Element and region listings:
— Start —
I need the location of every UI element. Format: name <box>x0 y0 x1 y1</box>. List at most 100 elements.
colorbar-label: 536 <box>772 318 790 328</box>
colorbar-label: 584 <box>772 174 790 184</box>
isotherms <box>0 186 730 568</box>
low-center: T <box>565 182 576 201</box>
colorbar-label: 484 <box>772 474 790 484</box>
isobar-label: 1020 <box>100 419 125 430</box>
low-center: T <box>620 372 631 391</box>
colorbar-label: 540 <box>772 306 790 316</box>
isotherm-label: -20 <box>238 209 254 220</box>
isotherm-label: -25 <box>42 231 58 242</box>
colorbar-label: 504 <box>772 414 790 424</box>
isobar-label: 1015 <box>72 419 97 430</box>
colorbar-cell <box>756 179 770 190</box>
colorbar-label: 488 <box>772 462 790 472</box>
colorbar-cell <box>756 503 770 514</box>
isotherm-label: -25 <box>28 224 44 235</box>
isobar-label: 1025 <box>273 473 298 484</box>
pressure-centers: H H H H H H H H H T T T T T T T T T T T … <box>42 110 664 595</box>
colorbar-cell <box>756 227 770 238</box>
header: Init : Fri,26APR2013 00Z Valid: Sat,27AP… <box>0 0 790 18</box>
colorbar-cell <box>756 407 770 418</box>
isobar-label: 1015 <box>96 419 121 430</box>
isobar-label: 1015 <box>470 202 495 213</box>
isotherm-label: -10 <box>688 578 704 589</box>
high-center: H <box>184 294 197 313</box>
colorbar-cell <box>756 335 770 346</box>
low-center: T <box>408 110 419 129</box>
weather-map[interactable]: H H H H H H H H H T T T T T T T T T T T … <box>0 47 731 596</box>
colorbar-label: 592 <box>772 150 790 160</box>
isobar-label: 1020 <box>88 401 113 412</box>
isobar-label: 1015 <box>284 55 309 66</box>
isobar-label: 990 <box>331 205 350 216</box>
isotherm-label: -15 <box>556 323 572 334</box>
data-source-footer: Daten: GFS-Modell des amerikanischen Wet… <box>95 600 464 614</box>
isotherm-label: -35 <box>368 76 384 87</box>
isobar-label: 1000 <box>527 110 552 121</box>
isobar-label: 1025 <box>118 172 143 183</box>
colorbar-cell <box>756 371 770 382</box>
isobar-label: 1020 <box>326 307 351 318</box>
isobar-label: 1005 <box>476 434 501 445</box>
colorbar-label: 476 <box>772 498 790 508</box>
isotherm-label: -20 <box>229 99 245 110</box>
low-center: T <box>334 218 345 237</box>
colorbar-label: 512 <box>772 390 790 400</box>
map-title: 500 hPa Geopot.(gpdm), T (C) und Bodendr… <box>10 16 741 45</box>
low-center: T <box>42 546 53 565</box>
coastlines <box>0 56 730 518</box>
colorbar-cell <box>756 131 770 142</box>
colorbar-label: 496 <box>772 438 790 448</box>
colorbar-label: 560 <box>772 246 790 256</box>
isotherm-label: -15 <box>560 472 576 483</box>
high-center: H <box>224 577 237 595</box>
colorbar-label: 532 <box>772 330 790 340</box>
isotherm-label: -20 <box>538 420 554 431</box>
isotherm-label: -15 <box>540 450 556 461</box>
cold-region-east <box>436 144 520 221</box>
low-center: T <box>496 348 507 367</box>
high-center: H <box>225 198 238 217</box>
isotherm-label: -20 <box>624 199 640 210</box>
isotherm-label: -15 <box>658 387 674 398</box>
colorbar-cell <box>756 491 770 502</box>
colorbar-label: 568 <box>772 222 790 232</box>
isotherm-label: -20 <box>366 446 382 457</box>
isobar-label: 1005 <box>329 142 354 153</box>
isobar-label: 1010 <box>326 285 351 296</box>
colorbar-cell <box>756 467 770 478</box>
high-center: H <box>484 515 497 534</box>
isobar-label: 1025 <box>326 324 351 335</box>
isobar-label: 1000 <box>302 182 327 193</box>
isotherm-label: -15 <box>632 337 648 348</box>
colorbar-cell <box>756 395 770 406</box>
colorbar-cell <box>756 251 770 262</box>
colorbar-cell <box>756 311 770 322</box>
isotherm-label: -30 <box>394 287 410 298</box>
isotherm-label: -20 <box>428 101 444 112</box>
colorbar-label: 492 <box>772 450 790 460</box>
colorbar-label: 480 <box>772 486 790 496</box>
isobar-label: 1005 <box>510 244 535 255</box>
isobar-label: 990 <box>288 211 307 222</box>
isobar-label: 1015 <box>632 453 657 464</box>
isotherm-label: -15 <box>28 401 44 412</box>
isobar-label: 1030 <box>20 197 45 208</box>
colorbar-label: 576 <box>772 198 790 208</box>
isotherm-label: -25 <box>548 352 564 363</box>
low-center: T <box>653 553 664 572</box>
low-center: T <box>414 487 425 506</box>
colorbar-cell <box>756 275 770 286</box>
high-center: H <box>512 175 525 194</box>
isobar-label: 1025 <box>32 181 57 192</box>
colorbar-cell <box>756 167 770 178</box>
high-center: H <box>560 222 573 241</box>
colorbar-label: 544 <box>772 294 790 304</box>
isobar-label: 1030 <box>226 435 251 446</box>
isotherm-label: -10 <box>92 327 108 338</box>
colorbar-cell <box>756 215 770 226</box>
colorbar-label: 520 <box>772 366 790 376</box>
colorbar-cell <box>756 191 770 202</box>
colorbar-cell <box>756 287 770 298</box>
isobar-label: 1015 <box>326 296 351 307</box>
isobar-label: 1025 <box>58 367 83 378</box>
— End —
Update the stretch from the start of the data through the line containing "high-center: H <box>184 294 197 313</box>", replacing "isobar-label" with "pressure-label" and leaving everything else the same.

I need the location of every UI element. Format: name <box>x0 y0 x1 y1</box>. List at most 100 elements.
colorbar-label: 536 <box>772 318 790 328</box>
colorbar-label: 584 <box>772 174 790 184</box>
isotherms <box>0 186 730 568</box>
low-center: T <box>565 182 576 201</box>
colorbar-label: 484 <box>772 474 790 484</box>
pressure-label: 1020 <box>100 419 125 430</box>
low-center: T <box>620 372 631 391</box>
colorbar-label: 540 <box>772 306 790 316</box>
isotherm-label: -20 <box>238 209 254 220</box>
isotherm-label: -25 <box>42 231 58 242</box>
colorbar-label: 504 <box>772 414 790 424</box>
pressure-label: 1015 <box>72 419 97 430</box>
colorbar-cell <box>756 179 770 190</box>
colorbar-label: 488 <box>772 462 790 472</box>
colorbar-cell <box>756 503 770 514</box>
isotherm-label: -25 <box>28 224 44 235</box>
pressure-label: 1025 <box>273 473 298 484</box>
pressure-centers: H H H H H H H H H T T T T T T T T T T T … <box>42 110 664 595</box>
colorbar-cell <box>756 227 770 238</box>
header: Init : Fri,26APR2013 00Z Valid: Sat,27AP… <box>0 0 790 18</box>
colorbar-cell <box>756 407 770 418</box>
pressure-label: 1015 <box>96 419 121 430</box>
pressure-label: 1015 <box>470 202 495 213</box>
isotherm-label: -10 <box>688 578 704 589</box>
high-center: H <box>184 294 197 313</box>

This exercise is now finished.